Aim of the exercise
Lines containing the word "débil" are to be located and copied.

Extracted records
>>>

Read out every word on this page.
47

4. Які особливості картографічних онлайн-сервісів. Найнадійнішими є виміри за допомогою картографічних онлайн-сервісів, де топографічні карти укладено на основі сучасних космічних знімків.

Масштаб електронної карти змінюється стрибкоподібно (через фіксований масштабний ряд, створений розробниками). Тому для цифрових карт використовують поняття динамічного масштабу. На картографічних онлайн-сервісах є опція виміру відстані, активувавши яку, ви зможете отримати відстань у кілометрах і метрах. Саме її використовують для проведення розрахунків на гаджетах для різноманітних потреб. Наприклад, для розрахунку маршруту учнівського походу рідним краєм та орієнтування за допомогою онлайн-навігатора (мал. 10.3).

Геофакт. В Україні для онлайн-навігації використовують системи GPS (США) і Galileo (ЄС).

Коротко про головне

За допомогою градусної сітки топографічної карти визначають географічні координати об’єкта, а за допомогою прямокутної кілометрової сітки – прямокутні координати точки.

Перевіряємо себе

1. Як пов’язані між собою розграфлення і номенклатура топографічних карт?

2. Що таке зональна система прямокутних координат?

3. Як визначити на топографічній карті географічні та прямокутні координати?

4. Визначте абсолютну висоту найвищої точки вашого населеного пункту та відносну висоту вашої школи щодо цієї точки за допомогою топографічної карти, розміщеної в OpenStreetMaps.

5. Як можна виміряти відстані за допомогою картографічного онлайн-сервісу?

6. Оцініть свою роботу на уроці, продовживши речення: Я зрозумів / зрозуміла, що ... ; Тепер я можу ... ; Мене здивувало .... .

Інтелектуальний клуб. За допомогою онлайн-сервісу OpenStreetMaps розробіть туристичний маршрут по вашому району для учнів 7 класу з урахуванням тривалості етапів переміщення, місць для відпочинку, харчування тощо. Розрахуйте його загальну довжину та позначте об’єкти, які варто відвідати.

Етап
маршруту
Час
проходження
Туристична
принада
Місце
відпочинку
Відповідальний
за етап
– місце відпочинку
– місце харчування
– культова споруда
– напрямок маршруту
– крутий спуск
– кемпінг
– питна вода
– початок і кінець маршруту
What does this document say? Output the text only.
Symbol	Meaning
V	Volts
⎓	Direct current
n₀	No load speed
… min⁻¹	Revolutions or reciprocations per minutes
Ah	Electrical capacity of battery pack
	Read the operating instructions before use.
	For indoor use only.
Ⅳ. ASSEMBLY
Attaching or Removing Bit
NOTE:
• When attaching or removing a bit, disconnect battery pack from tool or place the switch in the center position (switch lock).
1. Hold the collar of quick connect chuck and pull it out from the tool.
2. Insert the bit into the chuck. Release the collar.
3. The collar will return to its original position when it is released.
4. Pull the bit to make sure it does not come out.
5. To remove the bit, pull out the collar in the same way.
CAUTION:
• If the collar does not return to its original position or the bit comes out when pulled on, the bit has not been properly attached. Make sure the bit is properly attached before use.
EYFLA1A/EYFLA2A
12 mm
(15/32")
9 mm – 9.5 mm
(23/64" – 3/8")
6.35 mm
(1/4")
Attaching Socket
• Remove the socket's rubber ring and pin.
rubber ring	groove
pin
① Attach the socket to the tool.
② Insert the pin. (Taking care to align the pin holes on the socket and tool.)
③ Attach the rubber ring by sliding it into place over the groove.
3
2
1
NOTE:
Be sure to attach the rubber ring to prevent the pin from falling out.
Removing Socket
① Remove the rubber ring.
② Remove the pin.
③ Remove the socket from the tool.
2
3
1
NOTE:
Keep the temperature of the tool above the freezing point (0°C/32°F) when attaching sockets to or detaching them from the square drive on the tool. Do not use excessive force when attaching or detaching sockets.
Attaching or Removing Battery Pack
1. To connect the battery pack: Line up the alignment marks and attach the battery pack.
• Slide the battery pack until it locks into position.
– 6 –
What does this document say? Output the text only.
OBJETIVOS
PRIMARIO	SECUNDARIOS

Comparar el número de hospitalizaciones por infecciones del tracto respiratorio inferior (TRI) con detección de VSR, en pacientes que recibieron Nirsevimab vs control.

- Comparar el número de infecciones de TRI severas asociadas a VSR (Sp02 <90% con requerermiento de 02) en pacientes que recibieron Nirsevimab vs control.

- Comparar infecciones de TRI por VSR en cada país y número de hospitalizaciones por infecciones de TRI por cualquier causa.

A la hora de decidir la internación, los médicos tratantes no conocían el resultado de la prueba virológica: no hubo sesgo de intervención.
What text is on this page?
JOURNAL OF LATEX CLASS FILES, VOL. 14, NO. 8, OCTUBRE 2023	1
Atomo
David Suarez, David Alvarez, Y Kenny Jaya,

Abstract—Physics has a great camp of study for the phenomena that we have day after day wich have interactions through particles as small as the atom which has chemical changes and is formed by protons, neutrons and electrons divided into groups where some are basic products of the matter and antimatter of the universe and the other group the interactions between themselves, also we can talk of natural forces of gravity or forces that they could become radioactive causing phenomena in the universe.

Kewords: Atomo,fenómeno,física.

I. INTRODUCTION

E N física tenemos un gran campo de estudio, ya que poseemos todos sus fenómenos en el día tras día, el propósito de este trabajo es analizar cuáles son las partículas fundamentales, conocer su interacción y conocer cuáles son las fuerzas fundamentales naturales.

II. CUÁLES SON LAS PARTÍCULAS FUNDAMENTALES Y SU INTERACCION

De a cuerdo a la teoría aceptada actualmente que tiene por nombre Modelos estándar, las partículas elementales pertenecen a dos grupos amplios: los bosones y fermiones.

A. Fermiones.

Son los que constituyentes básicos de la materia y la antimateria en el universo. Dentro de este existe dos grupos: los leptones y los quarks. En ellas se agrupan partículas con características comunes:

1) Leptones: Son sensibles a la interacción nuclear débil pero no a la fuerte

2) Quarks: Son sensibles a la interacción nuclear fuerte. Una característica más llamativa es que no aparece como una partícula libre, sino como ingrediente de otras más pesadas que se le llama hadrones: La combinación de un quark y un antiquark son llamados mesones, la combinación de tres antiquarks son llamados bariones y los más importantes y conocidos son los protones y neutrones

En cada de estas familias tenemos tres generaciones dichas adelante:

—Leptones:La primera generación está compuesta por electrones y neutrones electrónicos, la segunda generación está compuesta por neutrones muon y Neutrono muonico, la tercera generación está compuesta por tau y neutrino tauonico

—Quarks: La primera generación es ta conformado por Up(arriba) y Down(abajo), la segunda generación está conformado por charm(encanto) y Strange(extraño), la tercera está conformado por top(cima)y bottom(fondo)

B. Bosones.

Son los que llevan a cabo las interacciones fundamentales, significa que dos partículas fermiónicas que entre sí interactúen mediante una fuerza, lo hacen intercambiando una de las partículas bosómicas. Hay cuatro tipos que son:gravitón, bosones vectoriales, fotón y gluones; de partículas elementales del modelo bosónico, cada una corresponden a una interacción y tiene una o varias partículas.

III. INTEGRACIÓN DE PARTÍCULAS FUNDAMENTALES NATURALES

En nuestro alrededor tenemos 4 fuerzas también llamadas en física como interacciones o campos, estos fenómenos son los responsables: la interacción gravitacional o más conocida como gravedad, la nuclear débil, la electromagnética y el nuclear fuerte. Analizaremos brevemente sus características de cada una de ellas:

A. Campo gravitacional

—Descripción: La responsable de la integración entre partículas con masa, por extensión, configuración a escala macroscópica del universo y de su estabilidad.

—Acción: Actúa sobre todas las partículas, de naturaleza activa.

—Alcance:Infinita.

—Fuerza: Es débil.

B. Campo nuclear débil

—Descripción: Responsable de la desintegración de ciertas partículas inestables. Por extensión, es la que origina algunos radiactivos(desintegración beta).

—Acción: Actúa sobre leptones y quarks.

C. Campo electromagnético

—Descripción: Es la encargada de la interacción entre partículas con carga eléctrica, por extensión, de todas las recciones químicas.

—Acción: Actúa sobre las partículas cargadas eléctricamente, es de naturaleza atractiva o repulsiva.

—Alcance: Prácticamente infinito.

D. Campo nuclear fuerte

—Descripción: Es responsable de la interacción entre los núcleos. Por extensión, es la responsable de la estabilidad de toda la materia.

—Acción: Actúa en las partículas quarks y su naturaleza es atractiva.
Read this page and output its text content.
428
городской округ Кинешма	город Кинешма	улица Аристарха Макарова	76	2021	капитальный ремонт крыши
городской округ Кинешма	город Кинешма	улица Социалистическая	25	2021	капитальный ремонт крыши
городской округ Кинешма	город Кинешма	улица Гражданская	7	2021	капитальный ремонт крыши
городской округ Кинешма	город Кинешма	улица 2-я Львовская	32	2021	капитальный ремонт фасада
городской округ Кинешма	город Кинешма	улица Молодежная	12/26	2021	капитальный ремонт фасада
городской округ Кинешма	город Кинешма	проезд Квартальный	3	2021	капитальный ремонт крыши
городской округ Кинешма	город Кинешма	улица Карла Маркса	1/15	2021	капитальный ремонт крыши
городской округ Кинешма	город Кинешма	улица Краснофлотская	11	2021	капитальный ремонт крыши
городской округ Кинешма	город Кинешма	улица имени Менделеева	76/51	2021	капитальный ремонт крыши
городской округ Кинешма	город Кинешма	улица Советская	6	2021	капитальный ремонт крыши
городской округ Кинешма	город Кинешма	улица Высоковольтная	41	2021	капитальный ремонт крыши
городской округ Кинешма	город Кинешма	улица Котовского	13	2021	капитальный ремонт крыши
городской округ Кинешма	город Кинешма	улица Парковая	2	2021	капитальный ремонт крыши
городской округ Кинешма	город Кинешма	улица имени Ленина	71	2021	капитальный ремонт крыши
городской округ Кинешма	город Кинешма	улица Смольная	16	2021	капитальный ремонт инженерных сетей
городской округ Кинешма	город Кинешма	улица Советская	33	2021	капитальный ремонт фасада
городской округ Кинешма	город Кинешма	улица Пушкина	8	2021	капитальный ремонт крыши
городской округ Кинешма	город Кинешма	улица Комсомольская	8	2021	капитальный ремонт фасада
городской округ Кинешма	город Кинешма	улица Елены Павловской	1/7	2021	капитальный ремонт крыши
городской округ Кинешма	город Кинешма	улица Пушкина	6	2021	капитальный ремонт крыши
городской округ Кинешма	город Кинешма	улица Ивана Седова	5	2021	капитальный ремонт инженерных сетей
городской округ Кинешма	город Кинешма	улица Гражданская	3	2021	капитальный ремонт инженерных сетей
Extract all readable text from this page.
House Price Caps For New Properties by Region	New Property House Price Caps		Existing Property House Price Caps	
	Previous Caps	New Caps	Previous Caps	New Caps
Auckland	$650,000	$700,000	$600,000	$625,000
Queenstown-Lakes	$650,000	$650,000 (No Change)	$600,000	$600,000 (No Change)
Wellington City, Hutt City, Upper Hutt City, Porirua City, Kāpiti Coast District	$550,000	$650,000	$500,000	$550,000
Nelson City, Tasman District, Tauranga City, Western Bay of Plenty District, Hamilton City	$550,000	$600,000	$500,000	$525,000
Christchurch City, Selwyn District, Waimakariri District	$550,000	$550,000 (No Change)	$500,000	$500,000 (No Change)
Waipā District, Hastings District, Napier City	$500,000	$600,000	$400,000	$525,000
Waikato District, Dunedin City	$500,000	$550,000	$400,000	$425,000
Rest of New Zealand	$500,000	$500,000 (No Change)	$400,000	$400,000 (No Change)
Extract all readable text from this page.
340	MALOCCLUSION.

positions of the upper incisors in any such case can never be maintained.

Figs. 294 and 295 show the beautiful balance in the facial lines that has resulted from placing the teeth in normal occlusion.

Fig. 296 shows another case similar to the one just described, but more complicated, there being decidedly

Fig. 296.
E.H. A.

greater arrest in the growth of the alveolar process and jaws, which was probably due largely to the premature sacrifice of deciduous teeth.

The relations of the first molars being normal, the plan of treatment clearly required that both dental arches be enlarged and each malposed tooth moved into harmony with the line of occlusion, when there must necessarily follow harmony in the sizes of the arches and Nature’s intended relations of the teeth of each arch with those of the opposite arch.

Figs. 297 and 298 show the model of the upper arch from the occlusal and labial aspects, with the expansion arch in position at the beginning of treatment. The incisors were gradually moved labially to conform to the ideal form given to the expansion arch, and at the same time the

<<<

Exercise response
1) Leptones: Son sensibles a la interacción nuclear débil pero no a la fuerte
En nuestro alrededor tenemos 4 fuerzas también llamadas en física como interacciones o campos, estos fenómenos son los responsables: la interacción gravitacional o más conocida como gravedad, la nuclear débil, la electromagnética y el nuclear fuerte. Analizaremos brevemente sus características de cada una de ellas:
—Fuerza: Es débil.
B. Campo nuclear débil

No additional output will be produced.